**Short exercise**
In the data below, find every line that has the string "activity", and copy it.

══ Records for processing ══

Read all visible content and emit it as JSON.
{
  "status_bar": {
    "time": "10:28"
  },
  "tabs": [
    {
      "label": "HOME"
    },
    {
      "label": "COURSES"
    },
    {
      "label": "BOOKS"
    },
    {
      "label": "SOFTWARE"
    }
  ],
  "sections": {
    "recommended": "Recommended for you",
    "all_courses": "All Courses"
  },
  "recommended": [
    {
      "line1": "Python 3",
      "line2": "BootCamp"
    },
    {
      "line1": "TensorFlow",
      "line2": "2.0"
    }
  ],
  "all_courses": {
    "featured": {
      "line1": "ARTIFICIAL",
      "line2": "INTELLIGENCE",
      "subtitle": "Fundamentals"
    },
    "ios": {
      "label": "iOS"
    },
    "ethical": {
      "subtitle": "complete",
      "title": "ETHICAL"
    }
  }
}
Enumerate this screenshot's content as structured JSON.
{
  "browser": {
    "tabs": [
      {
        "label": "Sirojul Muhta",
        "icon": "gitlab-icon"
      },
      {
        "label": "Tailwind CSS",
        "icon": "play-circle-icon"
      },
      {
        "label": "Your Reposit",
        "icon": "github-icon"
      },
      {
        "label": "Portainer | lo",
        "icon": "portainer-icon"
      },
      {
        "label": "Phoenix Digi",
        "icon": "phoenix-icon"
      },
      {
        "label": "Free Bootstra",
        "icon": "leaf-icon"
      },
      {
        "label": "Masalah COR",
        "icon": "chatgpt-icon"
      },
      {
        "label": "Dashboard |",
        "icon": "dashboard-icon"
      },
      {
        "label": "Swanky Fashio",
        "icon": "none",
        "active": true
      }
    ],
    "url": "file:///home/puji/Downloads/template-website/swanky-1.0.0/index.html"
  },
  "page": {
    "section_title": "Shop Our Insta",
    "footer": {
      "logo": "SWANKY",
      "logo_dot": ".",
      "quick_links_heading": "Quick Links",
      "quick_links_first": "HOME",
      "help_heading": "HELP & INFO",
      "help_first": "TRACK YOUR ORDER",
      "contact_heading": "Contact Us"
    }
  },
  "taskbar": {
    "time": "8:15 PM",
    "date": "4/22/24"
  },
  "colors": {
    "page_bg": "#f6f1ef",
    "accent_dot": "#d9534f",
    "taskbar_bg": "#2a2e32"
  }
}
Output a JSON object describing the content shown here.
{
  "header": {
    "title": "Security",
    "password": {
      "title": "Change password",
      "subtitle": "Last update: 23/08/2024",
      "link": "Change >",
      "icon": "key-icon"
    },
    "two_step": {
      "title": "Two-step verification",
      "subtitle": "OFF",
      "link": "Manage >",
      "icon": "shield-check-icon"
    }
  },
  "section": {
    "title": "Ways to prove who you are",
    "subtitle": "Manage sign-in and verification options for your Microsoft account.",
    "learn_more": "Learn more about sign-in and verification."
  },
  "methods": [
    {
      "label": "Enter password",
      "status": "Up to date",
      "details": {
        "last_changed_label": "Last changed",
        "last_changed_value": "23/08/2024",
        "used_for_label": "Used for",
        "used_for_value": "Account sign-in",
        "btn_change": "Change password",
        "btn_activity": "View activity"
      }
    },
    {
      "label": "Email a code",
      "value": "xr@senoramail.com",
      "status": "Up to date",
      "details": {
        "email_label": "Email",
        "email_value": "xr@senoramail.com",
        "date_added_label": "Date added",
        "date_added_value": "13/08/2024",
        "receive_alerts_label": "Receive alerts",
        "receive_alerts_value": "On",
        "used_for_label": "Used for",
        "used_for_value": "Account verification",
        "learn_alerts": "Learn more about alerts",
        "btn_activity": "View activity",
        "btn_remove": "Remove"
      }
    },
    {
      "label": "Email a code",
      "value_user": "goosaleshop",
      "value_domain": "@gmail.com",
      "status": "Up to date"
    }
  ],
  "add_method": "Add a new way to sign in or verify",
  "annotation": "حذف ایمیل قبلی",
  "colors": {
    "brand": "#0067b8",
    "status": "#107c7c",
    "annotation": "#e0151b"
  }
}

═══

**Task output**
        "btn_activity": "View activity"
        "btn_activity": "View activity",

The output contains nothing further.